WHAT TO PRODUCE:
Repeat every line of the material, character for character.

Stored data entries:
============================================================
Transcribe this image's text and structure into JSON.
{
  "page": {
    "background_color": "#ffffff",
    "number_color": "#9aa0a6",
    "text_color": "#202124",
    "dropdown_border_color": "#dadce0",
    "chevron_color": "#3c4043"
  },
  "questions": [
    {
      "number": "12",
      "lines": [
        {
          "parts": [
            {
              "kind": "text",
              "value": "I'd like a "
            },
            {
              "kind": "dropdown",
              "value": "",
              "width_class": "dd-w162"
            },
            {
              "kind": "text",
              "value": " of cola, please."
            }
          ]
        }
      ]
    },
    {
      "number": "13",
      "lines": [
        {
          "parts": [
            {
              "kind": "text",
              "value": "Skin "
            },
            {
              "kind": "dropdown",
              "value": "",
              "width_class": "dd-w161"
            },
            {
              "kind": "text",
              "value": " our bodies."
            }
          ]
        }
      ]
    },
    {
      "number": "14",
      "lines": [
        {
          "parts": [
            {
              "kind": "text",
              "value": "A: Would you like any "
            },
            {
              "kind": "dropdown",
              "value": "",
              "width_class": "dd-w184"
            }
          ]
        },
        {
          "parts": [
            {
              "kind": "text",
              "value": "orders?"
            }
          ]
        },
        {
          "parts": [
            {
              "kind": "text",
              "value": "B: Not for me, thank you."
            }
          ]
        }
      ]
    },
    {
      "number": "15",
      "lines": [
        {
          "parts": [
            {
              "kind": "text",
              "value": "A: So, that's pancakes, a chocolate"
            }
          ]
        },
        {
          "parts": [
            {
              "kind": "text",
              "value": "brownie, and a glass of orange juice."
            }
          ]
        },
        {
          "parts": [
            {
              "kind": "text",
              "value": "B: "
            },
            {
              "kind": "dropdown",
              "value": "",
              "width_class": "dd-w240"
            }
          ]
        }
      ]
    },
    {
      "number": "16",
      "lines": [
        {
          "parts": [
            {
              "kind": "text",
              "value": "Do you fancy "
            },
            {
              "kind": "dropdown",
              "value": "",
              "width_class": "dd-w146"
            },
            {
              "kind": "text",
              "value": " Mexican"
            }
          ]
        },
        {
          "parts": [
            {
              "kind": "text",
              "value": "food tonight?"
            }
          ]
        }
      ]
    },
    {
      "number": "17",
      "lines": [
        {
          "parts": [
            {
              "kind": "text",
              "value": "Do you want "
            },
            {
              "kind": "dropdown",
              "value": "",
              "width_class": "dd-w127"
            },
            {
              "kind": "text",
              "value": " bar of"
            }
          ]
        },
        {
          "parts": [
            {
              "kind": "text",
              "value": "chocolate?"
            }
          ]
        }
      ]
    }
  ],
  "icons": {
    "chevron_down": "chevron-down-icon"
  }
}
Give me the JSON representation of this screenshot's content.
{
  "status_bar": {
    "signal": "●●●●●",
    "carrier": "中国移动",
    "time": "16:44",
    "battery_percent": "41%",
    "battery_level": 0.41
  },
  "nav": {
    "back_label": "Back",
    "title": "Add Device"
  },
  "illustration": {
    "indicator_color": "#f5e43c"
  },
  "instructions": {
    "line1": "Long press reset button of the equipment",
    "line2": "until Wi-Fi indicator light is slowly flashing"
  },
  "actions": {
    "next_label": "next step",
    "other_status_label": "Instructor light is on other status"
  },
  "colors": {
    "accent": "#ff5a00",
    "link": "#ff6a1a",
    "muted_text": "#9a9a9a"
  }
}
============================================================
EXERCISE RESULT:
Transcribe this image's text and structure into JSON.
{
  "page": {
    "background_color": "#ffffff",
    "number_color": "#9aa0a6",
    "text_color": "#202124",
    "dropdown_border_color": "#dadce0",
    "chevron_color": "#3c4043"
  },
  "questions": [
    {
      "number": "12",
      "lines": [
        {
          "parts": [
            {
              "kind": "text",
              "value": "I'd like a "
            },
            {
              "kind": "dropdown",
              "value": "",
              "width_class": "dd-w162"
            },
            {
              "kind": "text",
              "value": " of cola, please."
            }
          ]
        }
      ]
    },
    {
      "number": "13",
      "lines": [
        {
          "parts": [
            {
              "kind": "text",
              "value": "Skin "
            },
            {
              "kind": "dropdown",
              "value": "",
              "width_class": "dd-w161"
            },
            {
              "kind": "text",
              "value": " our bodies."
            }
          ]
        }
      ]
    },
    {
      "number": "14",
      "lines": [
        {
          "parts": [
            {
              "kind": "text",
              "value": "A: Would you like any "
            },
            {
              "kind": "dropdown",
              "value": "",
              "width_class": "dd-w184"
            }
          ]
        },
        {
          "parts": [
            {
              "kind": "text",
              "value": "orders?"
            }
          ]
        },
        {
          "parts": [
            {
              "kind": "text",
              "value": "B: Not for me, thank you."
            }
          ]
        }
      ]
    },
    {
      "number": "15",
      "lines": [
        {
          "parts": [
            {
              "kind": "text",
              "value": "A: So, that's pancakes, a chocolate"
            }
          ]
        },
        {
          "parts": [
            {
              "kind": "text",
              "value": "brownie, and a glass of orange juice."
            }
          ]
        },
        {
          "parts": [
            {
              "kind": "text",
              "value": "B: "
            },
            {
              "kind": "dropdown",
              "value": "",
              "width_class": "dd-w240"
            }
          ]
        }
      ]
    },
    {
      "number": "16",
      "lines": [
        {
          "parts": [
            {
              "kind": "text",
              "value": "Do you fancy "
            },
            {
              "kind": "dropdown",
              "value": "",
              "width_class": "dd-w146"
            },
            {
              "kind": "text",
              "value": " Mexican"
            }
          ]
        },
        {
          "parts": [
            {
              "kind": "text",
              "value": "food tonight?"
            }
          ]
        }
      ]
    },
    {
      "number": "17",
      "lines": [
        {
          "parts": [
            {
              "kind": "text",
              "value": "Do you want "
            },
            {
              "kind": "dropdown",
              "value": "",
              "width_class": "dd-w127"
            },
            {
              "kind": "text",
              "value": " bar of"
            }
          ]
        },
        {
          "parts": [
            {
              "kind": "text",
              "value": "chocolate?"
            }
          ]
        }
      ]
    }
  ],
  "icons": {
    "chevron_down": "chevron-down-icon"
  }
}
Give me the JSON representation of this screenshot's content.
{
  "status_bar": {
    "signal": "●●●●●",
    "carrier": "中国移动",
    "time": "16:44",
    "battery_percent": "41%",
    "battery_level": 0.41
  },
  "nav": {
    "back_label": "Back",
    "title": "Add Device"
  },
  "illustration": {
    "indicator_color": "#f5e43c"
  },
  "instructions": {
    "line1": "Long press reset button of the equipment",
    "line2": "until Wi-Fi indicator light is slowly flashing"
  },
  "actions": {
    "next_label": "next step",
    "other_status_label": "Instructor light is on other status"
  },
  "colors": {
    "accent": "#ff5a00",
    "link": "#ff6a1a",
    "muted_text": "#9a9a9a"
  }
}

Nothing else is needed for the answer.